In full and without alteration, give the listing again.

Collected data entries
══════════
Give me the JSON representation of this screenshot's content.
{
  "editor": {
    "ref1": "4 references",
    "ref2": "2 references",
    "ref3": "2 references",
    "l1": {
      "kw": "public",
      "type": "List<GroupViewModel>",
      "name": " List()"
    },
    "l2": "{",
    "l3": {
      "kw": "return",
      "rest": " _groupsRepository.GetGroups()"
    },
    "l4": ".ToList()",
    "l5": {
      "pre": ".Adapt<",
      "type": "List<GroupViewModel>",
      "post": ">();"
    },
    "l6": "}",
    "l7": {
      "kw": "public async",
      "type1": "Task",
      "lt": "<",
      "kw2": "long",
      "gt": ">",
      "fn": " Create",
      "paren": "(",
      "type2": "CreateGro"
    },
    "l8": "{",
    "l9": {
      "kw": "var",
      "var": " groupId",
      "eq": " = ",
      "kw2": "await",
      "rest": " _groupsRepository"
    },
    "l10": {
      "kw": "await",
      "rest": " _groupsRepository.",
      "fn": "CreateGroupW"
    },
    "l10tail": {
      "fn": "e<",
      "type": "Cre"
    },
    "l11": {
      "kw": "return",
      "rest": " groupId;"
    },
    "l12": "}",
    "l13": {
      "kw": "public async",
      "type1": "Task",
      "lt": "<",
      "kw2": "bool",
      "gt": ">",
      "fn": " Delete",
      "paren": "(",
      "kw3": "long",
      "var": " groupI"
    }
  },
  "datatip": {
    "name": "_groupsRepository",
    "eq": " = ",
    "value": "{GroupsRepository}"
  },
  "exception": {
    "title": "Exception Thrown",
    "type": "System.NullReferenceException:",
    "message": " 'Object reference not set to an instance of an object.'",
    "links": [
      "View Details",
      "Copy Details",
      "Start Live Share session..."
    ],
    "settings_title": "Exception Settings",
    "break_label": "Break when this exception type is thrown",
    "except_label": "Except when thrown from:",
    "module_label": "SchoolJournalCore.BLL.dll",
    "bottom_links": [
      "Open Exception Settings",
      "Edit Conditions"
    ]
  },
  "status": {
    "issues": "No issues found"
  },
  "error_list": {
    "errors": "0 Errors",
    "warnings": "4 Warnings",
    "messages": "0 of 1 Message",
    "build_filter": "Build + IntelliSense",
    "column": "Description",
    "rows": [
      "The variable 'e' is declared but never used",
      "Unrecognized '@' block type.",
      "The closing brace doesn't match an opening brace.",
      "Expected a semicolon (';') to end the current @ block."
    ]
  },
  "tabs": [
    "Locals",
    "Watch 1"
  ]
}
══════════
* Result for this exercise *
Give me the JSON representation of this screenshot's content.
{
  "editor": {
    "ref1": "4 references",
    "ref2": "2 references",
    "ref3": "2 references",
    "l1": {
      "kw": "public",
      "type": "List<GroupViewModel>",
      "name": " List()"
    },
    "l2": "{",
    "l3": {
      "kw": "return",
      "rest": " _groupsRepository.GetGroups()"
    },
    "l4": ".ToList()",
    "l5": {
      "pre": ".Adapt<",
      "type": "List<GroupViewModel>",
      "post": ">();"
    },
    "l6": "}",
    "l7": {
      "kw": "public async",
      "type1": "Task",
      "lt": "<",
      "kw2": "long",
      "gt": ">",
      "fn": " Create",
      "paren": "(",
      "type2": "CreateGro"
    },
    "l8": "{",
    "l9": {
      "kw": "var",
      "var": " groupId",
      "eq": " = ",
      "kw2": "await",
      "rest": " _groupsRepository"
    },
    "l10": {
      "kw": "await",
      "rest": " _groupsRepository.",
      "fn": "CreateGroupW"
    },
    "l10tail": {
      "fn": "e<",
      "type": "Cre"
    },
    "l11": {
      "kw": "return",
      "rest": " groupId;"
    },
    "l12": "}",
    "l13": {
      "kw": "public async",
      "type1": "Task",
      "lt": "<",
      "kw2": "bool",
      "gt": ">",
      "fn": " Delete",
      "paren": "(",
      "kw3": "long",
      "var": " groupI"
    }
  },
  "datatip": {
    "name": "_groupsRepository",
    "eq": " = ",
    "value": "{GroupsRepository}"
  },
  "exception": {
    "title": "Exception Thrown",
    "type": "System.NullReferenceException:",
    "message": " 'Object reference not set to an instance of an object.'",
    "links": [
      "View Details",
      "Copy Details",
      "Start Live Share session..."
    ],
    "settings_title": "Exception Settings",
    "break_label": "Break when this exception type is thrown",
    "except_label": "Except when thrown from:",
    "module_label": "SchoolJournalCore.BLL.dll",
    "bottom_links": [
      "Open Exception Settings",
      "Edit Conditions"
    ]
  },
  "status": {
    "issues": "No issues found"
  },
  "error_list": {
    "errors": "0 Errors",
    "warnings": "4 Warnings",
    "messages": "0 of 1 Message",
    "build_filter": "Build + IntelliSense",
    "column": "Description",
    "rows": [
      "The variable 'e' is declared but never used",
      "Unrecognized '@' block type.",
      "The closing brace doesn't match an opening brace.",
      "Expected a semicolon (';') to end the current @ block."
    ]
  },
  "tabs": [
    "Locals",
    "Watch 1"
  ]
}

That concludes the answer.